* _What to do_:
Exactly reproduce the entries, dropping any pictures from your copy.
=== Source data ===
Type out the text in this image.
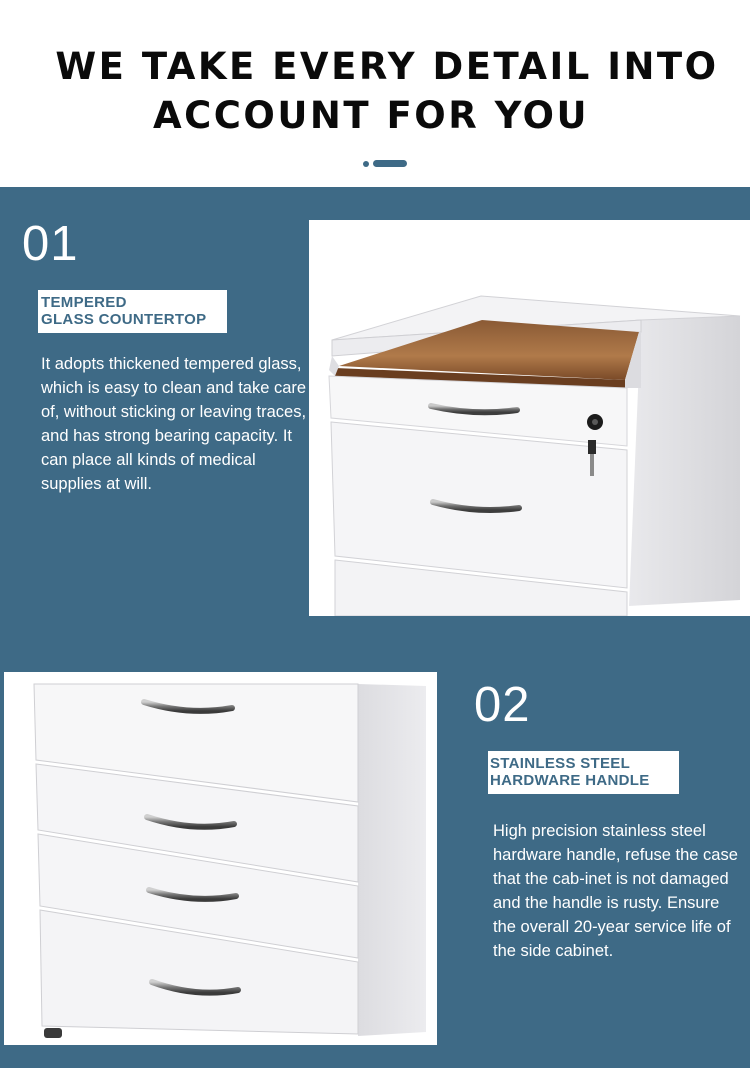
WE TAKE EVERY DETAIL INTO
ACCOUNT FOR YOU
01
TEMPERED
GLASS COUNTERTOP

It adopts thickened tempered glass, which is easy to clean and take care of, without sticking or leaving traces, and has strong bearing capacity. It can place all kinds of medical supplies at will.

02
STAINLESS STEEL
HARDWARE HANDLE

High precision stainless steel hardware handle, refuse the case that the cab-inet is not damaged and the handle is rusty. Ensure the overall 20-year service life of the side cabinet.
===
* _Exercise answer_:
Type out the text in this image.
WE TAKE EVERY DETAIL INTO
ACCOUNT FOR YOU
01
TEMPERED
GLASS COUNTERTOP

It adopts thickened tempered glass, which is easy to clean and take care of, without sticking or leaving traces, and has strong bearing capacity. It can place all kinds of medical supplies at will.

02
STAINLESS STEEL
HARDWARE HANDLE

High precision stainless steel hardware handle, refuse the case that the cab-inet is not damaged and the handle is rusty. Ensure the overall 20-year service life of the side cabinet.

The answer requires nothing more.